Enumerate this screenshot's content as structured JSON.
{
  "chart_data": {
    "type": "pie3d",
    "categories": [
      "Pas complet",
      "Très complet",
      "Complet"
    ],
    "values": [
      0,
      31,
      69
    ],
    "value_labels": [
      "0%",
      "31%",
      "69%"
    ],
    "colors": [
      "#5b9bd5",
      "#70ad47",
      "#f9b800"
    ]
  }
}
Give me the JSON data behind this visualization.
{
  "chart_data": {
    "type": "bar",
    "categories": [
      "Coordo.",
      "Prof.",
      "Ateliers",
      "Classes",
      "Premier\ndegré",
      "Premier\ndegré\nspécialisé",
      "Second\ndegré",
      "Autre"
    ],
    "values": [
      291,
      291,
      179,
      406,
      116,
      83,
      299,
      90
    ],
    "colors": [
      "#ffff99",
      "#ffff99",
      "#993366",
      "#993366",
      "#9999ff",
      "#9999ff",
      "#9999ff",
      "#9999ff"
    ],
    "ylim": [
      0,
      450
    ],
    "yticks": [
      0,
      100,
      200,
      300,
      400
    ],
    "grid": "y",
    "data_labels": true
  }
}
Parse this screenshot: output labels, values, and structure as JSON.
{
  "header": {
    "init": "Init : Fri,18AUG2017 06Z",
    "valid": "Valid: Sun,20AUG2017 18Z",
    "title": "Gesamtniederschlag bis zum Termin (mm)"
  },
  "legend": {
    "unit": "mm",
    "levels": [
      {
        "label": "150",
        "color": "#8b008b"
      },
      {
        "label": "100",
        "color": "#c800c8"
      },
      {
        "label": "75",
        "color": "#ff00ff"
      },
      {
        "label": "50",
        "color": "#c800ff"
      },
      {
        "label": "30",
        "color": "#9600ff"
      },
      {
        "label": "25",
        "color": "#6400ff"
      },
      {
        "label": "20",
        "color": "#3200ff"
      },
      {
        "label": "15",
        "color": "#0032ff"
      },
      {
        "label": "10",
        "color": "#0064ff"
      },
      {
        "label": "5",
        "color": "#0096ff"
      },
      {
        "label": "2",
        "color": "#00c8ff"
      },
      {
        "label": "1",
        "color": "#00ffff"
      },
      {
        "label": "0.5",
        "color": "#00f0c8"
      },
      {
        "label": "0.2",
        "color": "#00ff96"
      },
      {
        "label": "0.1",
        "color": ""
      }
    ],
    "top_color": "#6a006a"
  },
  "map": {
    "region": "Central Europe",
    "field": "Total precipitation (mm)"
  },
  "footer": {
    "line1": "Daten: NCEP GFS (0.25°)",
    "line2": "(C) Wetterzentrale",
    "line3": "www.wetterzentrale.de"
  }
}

* _JOB_
Return all lines of the material above in which the word "ndegré" occurs.

* _FINISHED ANSWER_
      "Premier\ndegré",
      "Premier\ndegré\nspécialisé",
      "Second\ndegré",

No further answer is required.